### DO THIS
Every line below that includes "median" counts toward the total. Report that total alone.

·····

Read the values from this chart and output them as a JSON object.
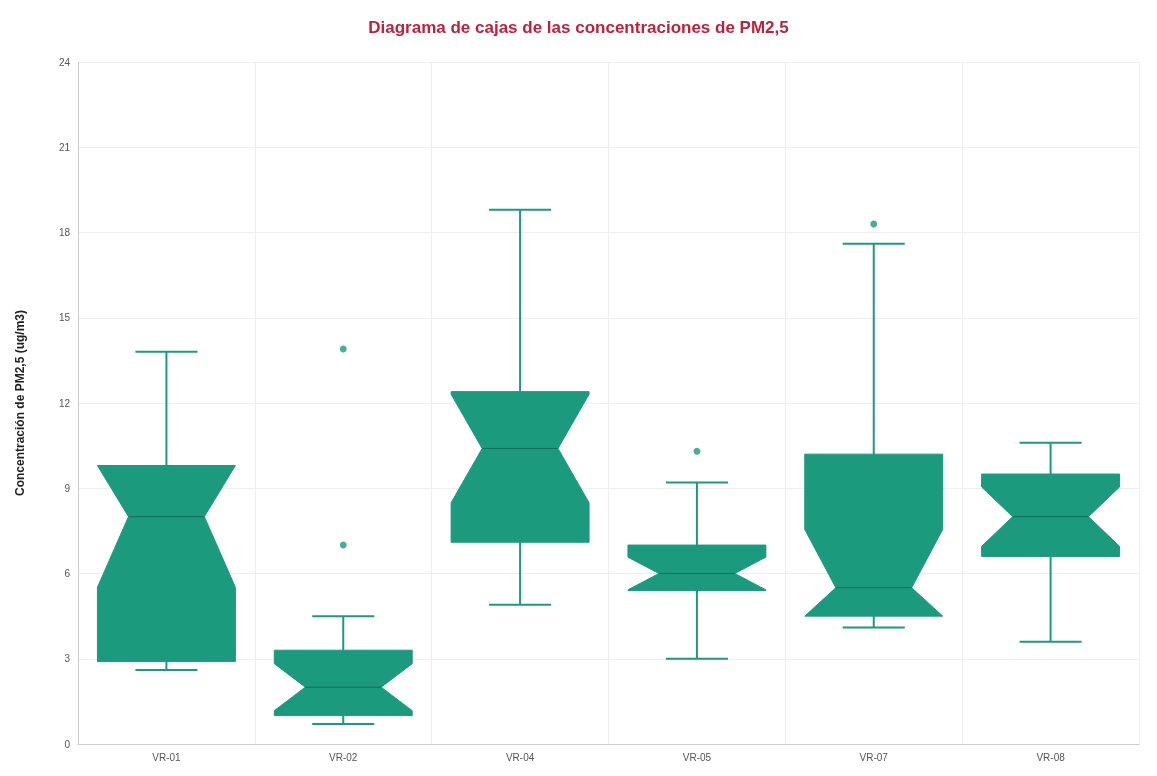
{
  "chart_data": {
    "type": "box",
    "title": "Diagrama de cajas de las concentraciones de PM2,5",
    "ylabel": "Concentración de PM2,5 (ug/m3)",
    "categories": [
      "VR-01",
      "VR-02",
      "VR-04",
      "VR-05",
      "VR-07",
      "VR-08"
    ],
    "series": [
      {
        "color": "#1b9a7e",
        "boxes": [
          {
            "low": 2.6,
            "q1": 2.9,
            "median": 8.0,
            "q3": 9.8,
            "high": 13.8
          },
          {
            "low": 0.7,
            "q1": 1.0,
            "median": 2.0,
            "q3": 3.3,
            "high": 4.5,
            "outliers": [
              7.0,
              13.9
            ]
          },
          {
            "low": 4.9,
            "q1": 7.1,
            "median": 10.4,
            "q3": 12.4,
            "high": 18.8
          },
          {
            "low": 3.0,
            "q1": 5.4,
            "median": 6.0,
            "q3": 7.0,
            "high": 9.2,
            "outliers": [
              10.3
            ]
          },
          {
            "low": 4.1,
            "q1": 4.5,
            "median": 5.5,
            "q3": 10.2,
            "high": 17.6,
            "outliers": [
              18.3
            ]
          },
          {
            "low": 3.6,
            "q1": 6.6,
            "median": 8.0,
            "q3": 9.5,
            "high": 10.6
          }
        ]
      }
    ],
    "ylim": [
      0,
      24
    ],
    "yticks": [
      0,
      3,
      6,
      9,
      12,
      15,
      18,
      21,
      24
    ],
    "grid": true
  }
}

·····

### EXPECTED ANSWER
6